Integer Overflow

A

arnuld

WANTED: How to handle integer overflows (and overflows in general)

#include <stdio.h>
#include <limits.h>
#include <errno.h>


int main(void)
{
int i, j, k;

errno = 0;
j = k = INT_MAX;
i = j + k;

printf("i = %d, errno = %d, ERANGE = %d\n", i, errno, ERANGE);
return 0;
}
===================== OUTPUT ============================
[arnuld@dune programs]$ gcc -ansi -pedantic -Wall -Wextra test.c
[arnuld@dune programs]$ ./a.out
i = -2, errno = 0, ERANGE = 34
[arnuld@dune programs]$



It overflows of course, (OT) gcc does not give any error even when all
flags are on (/OT). errno does not work, its value is still zero after
that overflow. In this case how to check for overflow ? I have checked
FAQs and 20.6b gives a technique to handle this which I have applied down
here, it works fine but I am not sure it will still work if I change line
j = k = INT_MAX to j = k = INT_MIN



int main(void)

# [Source data]
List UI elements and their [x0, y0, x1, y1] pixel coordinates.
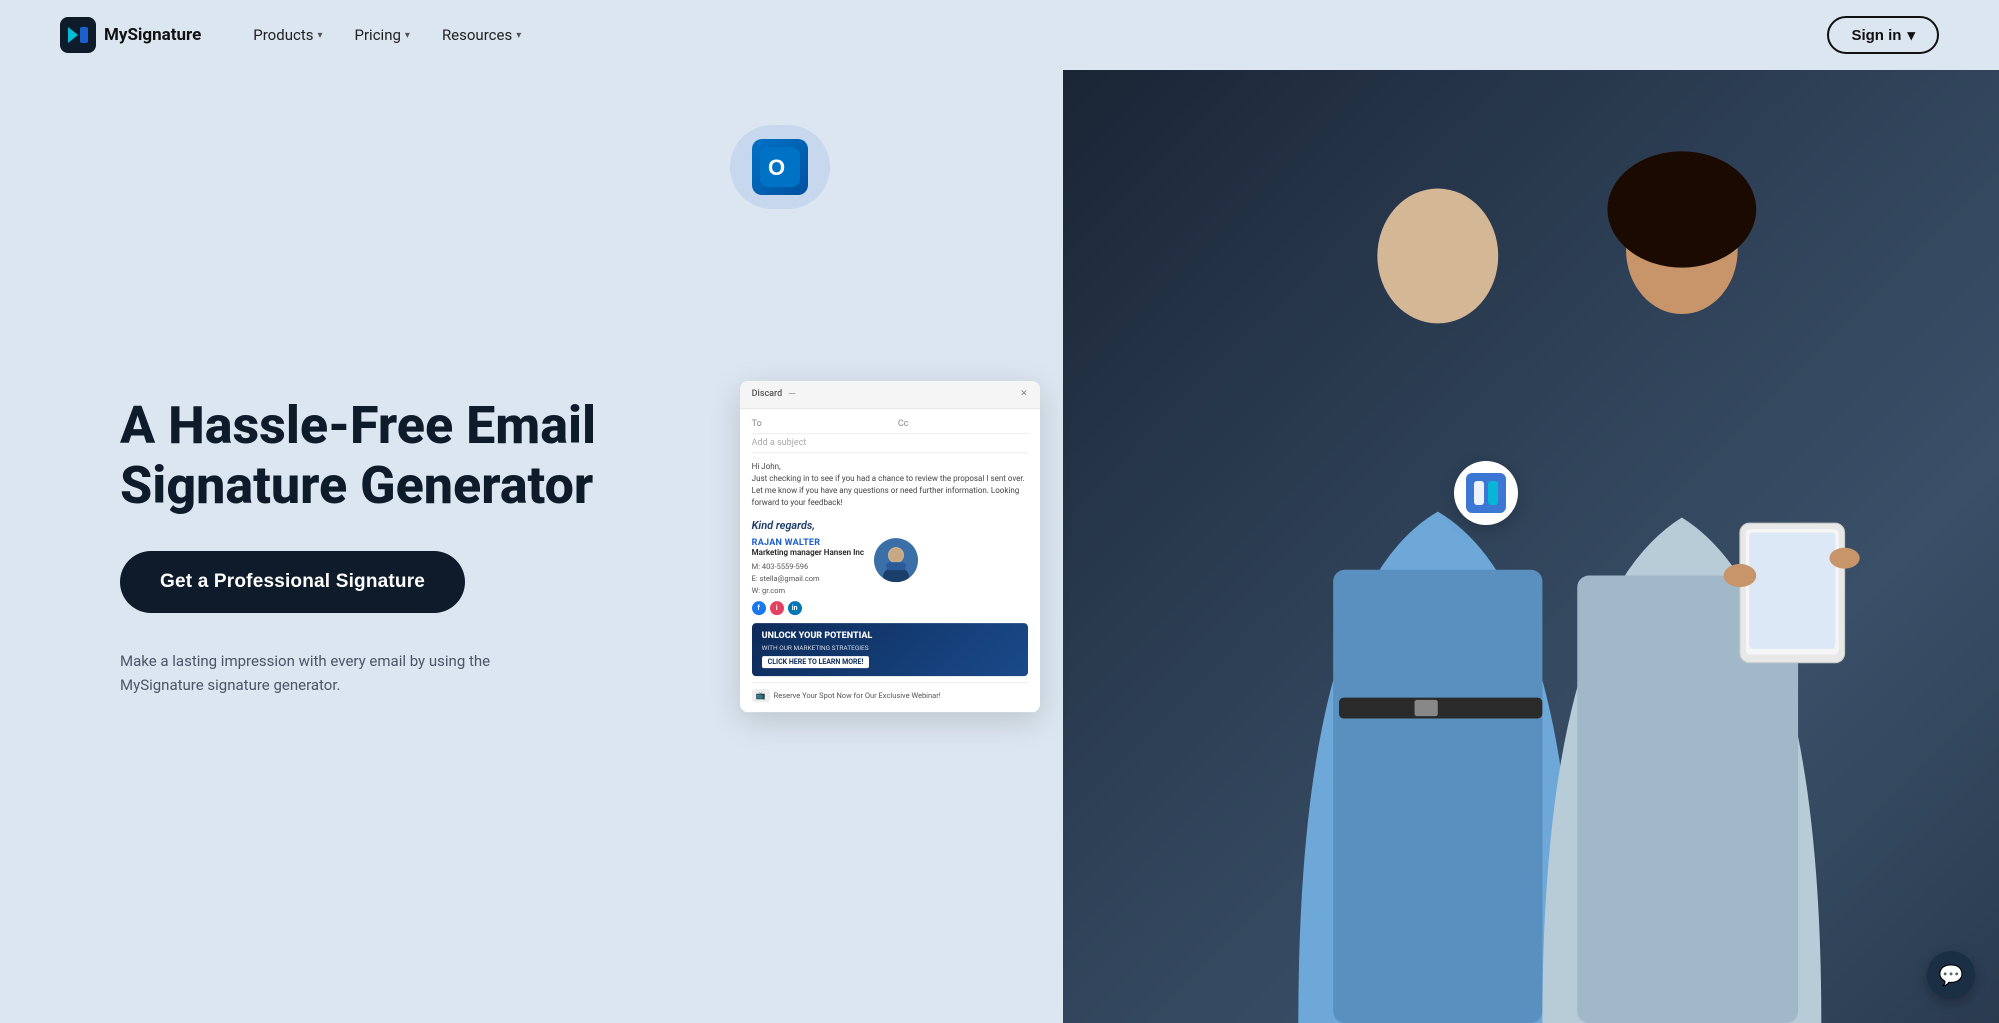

# [Task requirements]
(1) According to the integer overflow thread, which FAQ entry gives the technique the poster applied?
(2) Continue the integer overflow thread from its final line.

# [Responses per task]
(1) FAQ 20.6b

(2)
{
int i, j, k;

errno = 0;
j = k = INT_MAX;

if(INT_MAX - j < k)
{
printf("Overflow error\n");
i = INT_MAX;
}
else
{
i = j + k;
}


printf("i = %d, errno = %d, ERANGE = %d\n", i, errno, ERANGE);
return 0;
}




NOTE: Came to think of this exercise because of this article that claims
"Nearly all binary searches and mergesorts are broken". Author talsk
about line 6 but I think line 3 will overflow issue if written in C, if
a.length comes out to be greater than INT_MAX.

http://googleresearch.blogspot.com/2006/06/extra-extra-read-all-about-it-
nearly.html
 
I

Ike Naar

I have checked
FAQs and 20.6b gives a technique to handle this which I have applied down
here, it works fine but I am not sure it will still work if I change line
j = k = INT_MAX to j = k = INT_MIN

For reference, the FAQ says:

if(INT_MAX - b < a) {
fputs("int overflow\n", stderr);
return INT_MAX;
}
return a + b;

To check for underflow as well, you'll have to make a
slightly more elaborate test, something like:

if (0 < a && INT_MAX - a < b)
{
return INT_MAX; /* overflow */
}
else if (a < 0 && b < INT_MIN - a)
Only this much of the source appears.